• Job: List each line of the data that holds the string "vrijdag".

• Collected data:

========================================================================

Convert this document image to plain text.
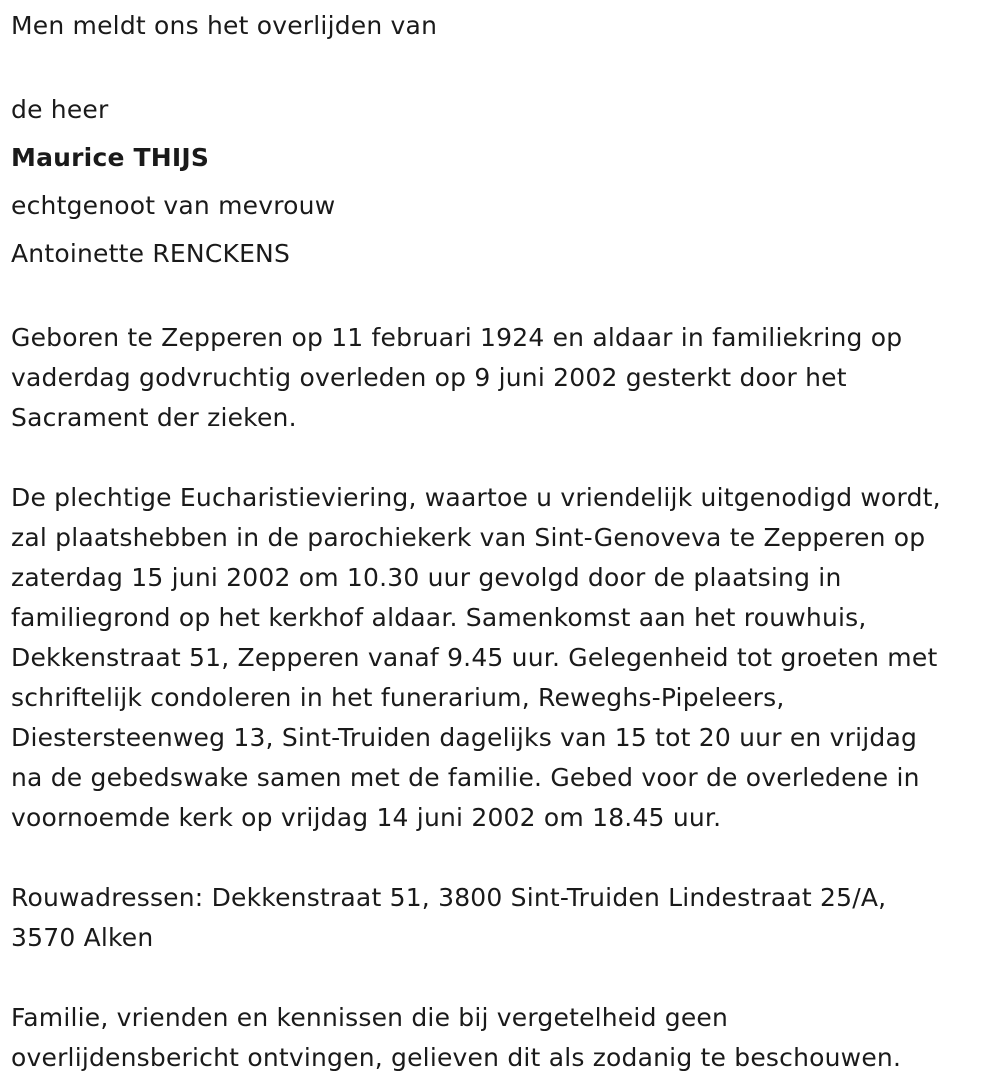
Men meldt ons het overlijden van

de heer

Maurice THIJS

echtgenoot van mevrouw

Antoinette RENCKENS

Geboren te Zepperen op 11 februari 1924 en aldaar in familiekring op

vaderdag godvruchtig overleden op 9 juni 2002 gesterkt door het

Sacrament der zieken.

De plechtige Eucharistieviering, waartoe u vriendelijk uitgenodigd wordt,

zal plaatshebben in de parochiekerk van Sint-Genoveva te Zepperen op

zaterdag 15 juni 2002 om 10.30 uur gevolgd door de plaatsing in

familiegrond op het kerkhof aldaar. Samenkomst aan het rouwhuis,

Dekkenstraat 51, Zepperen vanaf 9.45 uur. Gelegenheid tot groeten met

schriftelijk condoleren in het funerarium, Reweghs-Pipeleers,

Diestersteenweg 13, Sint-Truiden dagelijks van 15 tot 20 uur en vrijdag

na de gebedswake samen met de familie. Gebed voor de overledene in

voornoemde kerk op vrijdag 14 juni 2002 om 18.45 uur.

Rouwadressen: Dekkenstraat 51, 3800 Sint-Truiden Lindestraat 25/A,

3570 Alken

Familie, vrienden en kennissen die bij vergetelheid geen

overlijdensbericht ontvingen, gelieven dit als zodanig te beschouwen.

========================================================================

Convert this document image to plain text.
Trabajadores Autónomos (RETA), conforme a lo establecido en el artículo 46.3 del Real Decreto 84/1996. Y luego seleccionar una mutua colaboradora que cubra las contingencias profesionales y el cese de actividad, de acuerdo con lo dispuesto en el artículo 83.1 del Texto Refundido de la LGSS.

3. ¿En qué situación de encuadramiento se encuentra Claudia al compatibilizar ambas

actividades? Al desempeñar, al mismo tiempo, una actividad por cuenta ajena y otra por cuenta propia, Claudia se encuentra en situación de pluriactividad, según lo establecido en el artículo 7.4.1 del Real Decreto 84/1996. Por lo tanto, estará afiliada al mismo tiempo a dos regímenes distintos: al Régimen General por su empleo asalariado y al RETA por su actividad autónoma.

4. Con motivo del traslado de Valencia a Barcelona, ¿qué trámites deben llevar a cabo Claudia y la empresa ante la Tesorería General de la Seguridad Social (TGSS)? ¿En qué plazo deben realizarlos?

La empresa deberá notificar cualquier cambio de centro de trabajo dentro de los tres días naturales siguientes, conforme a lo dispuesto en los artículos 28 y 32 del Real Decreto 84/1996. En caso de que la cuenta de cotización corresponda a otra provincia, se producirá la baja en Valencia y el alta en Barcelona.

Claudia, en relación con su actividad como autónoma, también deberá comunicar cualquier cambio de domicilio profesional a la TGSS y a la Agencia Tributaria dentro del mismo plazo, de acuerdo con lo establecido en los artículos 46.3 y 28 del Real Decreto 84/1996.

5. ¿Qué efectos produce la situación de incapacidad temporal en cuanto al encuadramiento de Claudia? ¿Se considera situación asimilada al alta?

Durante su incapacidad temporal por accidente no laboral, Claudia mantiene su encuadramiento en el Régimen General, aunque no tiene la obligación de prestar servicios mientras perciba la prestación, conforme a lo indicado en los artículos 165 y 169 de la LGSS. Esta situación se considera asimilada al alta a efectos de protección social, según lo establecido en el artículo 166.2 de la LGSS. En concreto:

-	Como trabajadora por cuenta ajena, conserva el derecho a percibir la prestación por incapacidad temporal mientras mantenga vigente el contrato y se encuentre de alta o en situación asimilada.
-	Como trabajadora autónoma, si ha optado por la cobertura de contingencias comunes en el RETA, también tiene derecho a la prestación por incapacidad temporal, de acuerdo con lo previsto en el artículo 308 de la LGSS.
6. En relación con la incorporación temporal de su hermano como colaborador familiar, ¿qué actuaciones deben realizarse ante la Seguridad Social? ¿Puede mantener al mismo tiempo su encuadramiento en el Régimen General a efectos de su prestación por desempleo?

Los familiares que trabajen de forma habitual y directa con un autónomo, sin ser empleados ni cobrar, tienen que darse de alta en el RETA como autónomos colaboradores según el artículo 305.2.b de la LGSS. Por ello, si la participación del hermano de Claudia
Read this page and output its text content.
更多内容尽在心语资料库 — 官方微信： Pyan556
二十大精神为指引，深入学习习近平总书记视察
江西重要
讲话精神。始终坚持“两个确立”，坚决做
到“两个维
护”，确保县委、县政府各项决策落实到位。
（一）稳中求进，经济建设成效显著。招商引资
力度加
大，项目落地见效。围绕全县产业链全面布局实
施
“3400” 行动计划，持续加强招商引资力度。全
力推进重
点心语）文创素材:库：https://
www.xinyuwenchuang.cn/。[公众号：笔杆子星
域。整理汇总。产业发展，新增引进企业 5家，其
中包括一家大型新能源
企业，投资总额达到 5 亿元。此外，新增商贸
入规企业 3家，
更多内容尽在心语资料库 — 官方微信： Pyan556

========================================================================

• Result:
Diestersteenweg 13, Sint-Truiden dagelijks van 15 tot 20 uur en vrijdag
voornoemde kerk op vrijdag 14 juni 2002 om 18.45 uur.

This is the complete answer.